■ INSTRUCTION
Please write the listing below out again exactly, leaving every picture behind.

■ RECORDS SHOWN
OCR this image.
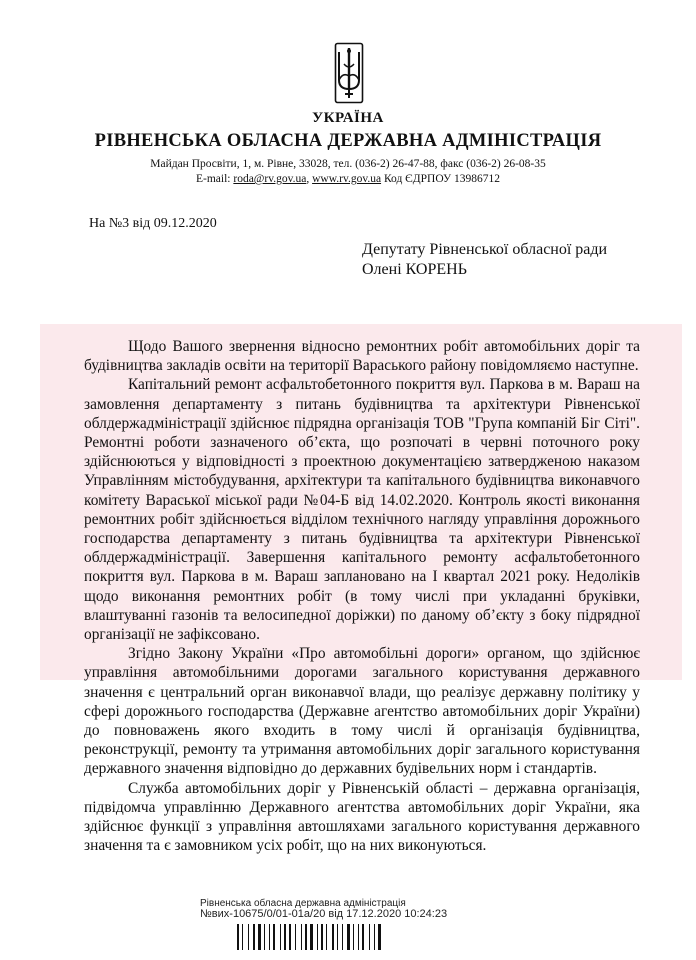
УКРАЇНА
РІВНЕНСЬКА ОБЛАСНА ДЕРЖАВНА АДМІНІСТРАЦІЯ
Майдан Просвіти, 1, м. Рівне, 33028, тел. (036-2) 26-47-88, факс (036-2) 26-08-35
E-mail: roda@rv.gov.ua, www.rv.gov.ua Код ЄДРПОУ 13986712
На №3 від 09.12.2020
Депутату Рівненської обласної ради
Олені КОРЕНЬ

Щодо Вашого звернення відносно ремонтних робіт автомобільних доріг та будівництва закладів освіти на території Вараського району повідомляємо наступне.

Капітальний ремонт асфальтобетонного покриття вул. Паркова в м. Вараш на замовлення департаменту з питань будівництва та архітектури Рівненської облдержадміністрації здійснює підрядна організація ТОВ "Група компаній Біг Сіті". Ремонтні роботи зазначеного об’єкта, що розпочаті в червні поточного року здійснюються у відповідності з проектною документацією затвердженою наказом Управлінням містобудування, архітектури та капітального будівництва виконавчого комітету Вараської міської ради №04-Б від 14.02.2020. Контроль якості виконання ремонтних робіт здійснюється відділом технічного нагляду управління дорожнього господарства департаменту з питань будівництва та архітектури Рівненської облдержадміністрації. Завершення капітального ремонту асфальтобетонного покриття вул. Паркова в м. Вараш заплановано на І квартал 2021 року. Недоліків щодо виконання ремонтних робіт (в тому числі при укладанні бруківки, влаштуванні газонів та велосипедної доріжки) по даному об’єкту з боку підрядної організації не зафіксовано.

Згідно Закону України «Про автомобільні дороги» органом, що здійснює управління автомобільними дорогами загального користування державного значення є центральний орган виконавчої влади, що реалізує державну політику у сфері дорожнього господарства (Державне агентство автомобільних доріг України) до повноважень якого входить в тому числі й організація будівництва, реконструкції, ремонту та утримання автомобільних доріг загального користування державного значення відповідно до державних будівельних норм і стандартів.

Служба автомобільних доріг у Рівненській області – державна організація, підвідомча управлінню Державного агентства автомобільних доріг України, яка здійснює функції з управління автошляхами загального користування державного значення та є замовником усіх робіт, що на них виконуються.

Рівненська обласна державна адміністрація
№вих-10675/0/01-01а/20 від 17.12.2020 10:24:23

■ FULL SOLUTION
OCR this image.
УКРАЇНА
РІВНЕНСЬКА ОБЛАСНА ДЕРЖАВНА АДМІНІСТРАЦІЯ
Майдан Просвіти, 1, м. Рівне, 33028, тел. (036-2) 26-47-88, факс (036-2) 26-08-35
E-mail: roda@rv.gov.ua, www.rv.gov.ua Код ЄДРПОУ 13986712
На №3 від 09.12.2020
Депутату Рівненської обласної ради
Олені КОРЕНЬ

Щодо Вашого звернення відносно ремонтних робіт автомобільних доріг та будівництва закладів освіти на території Вараського району повідомляємо наступне.

Капітальний ремонт асфальтобетонного покриття вул. Паркова в м. Вараш на замовлення департаменту з питань будівництва та архітектури Рівненської облдержадміністрації здійснює підрядна організація ТОВ "Група компаній Біг Сіті". Ремонтні роботи зазначеного об’єкта, що розпочаті в червні поточного року здійснюються у відповідності з проектною документацією затвердженою наказом Управлінням містобудування, архітектури та капітального будівництва виконавчого комітету Вараської міської ради №04-Б від 14.02.2020. Контроль якості виконання ремонтних робіт здійснюється відділом технічного нагляду управління дорожнього господарства департаменту з питань будівництва та архітектури Рівненської облдержадміністрації. Завершення капітального ремонту асфальтобетонного покриття вул. Паркова в м. Вараш заплановано на І квартал 2021 року. Недоліків щодо виконання ремонтних робіт (в тому числі при укладанні бруківки, влаштуванні газонів та велосипедної доріжки) по даному об’єкту з боку підрядної організації не зафіксовано.

Згідно Закону України «Про автомобільні дороги» органом, що здійснює управління автомобільними дорогами загального користування державного значення є центральний орган виконавчої влади, що реалізує державну політику у сфері дорожнього господарства (Державне агентство автомобільних доріг України) до повноважень якого входить в тому числі й організація будівництва, реконструкції, ремонту та утримання автомобільних доріг загального користування державного значення відповідно до державних будівельних норм і стандартів.

Служба автомобільних доріг у Рівненській області – державна організація, підвідомча управлінню Державного агентства автомобільних доріг України, яка здійснює функції з управління автошляхами загального користування державного значення та є замовником усіх робіт, що на них виконуються.

Рівненська обласна державна адміністрація
№вих-10675/0/01-01а/20 від 17.12.2020 10:24:23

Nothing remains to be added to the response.